Data listing
========

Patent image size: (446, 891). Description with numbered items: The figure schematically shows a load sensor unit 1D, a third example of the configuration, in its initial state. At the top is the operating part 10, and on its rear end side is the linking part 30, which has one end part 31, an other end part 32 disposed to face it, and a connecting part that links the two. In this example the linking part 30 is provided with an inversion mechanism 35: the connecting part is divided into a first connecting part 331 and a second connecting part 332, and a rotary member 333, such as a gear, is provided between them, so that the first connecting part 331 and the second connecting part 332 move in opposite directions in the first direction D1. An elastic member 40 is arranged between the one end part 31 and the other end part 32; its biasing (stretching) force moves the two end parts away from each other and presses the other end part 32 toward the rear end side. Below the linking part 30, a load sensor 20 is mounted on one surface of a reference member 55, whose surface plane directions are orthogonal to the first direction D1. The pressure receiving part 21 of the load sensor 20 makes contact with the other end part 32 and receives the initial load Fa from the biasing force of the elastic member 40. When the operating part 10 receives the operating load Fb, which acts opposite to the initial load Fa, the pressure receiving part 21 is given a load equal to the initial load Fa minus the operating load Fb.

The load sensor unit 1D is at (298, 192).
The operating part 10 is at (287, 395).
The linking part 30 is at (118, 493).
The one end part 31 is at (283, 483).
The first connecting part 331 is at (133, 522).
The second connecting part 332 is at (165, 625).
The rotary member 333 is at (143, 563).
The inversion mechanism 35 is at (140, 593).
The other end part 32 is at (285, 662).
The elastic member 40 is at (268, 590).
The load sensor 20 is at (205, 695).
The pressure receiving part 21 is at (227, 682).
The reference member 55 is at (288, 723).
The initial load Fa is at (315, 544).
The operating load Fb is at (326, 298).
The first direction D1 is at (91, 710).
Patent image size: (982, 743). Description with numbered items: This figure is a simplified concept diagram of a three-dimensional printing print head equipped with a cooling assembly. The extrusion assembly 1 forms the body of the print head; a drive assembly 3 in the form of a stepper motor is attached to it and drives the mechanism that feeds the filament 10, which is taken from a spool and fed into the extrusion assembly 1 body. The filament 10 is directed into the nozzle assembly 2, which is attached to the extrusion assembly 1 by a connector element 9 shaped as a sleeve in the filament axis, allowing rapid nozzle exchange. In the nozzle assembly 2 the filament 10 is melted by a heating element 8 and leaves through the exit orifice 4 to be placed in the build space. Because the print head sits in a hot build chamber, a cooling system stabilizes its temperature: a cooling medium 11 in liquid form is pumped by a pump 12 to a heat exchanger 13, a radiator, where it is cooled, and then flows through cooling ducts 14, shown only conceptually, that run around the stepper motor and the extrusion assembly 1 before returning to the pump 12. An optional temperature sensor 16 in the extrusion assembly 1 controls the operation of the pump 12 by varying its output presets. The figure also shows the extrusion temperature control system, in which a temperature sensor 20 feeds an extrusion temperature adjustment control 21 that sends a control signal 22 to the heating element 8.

========

**WRITTEN TASK**
Copy these lines word for word.

**RESULT OF THIS TASK**
Patent image size: (446, 891). Description with numbered items: The figure schematically shows a load sensor unit 1D, a third example of the configuration, in its initial state. At the top is the operating part 10, and on its rear end side is the linking part 30, which has one end part 31, an other end part 32 disposed to face it, and a connecting part that links the two. In this example the linking part 30 is provided with an inversion mechanism 35: the connecting part is divided into a first connecting part 331 and a second connecting part 332, and a rotary member 333, such as a gear, is provided between them, so that the first connecting part 331 and the second connecting part 332 move in opposite directions in the first direction D1. An elastic member 40 is arranged between the one end part 31 and the other end part 32; its biasing (stretching) force moves the two end parts away from each other and presses the other end part 32 toward the rear end side. Below the linking part 30, a load sensor 20 is mounted on one surface of a reference member 55, whose surface plane directions are orthogonal to the first direction D1. The pressure receiving part 21 of the load sensor 20 makes contact with the other end part 32 and receives the initial load Fa from the biasing force of the elastic member 40. When the operating part 10 receives the operating load Fb, which acts opposite to the initial load Fa, the pressure receiving part 21 is given a load equal to the initial load Fa minus the operating load Fb.

The load sensor unit 1D is at (298, 192).
The operating part 10 is at (287, 395).
The linking part 30 is at (118, 493).
The one end part 31 is at (283, 483).
The first connecting part 331 is at (133, 522).
The second connecting part 332 is at (165, 625).
The rotary member 333 is at (143, 563).
The inversion mechanism 35 is at (140, 593).
The other end part 32 is at (285, 662).
The elastic member 40 is at (268, 590).
The load sensor 20 is at (205, 695).
The pressure receiving part 21 is at (227, 682).
The reference member 55 is at (288, 723).
The initial load Fa is at (315, 544).
The operating load Fb is at (326, 298).
The first direction D1 is at (91, 710).
Patent image size: (982, 743). Description with numbered items: This figure is a simplified concept diagram of a three-dimensional printing print head equipped with a cooling assembly. The extrusion assembly 1 forms the body of the print head; a drive assembly 3 in the form of a stepper motor is attached to it and drives the mechanism that feeds the filament 10, which is taken from a spool and fed into the extrusion assembly 1 body. The filament 10 is directed into the nozzle assembly 2, which is attached to the extrusion assembly 1 by a connector element 9 shaped as a sleeve in the filament axis, allowing rapid nozzle exchange. In the nozzle assembly 2 the filament 10 is melted by a heating element 8 and leaves through the exit orifice 4 to be placed in the build space. Because the print head sits in a hot build chamber, a cooling system stabilizes its temperature: a cooling medium 11 in liquid form is pumped by a pump 12 to a heat exchanger 13, a radiator, where it is cooled, and then flows through cooling ducts 14, shown only conceptually, that run around the stepper motor and the extrusion assembly 1 before returning to the pump 12. An optional temperature sensor 16 in the extrusion assembly 1 controls the operation of the pump 12 by varying its output presets. The figure also shows the extrusion temperature control system, in which a temperature sensor 20 feeds an extrusion temperature adjustment control 21 that sends a control signal 22 to the heating element 8.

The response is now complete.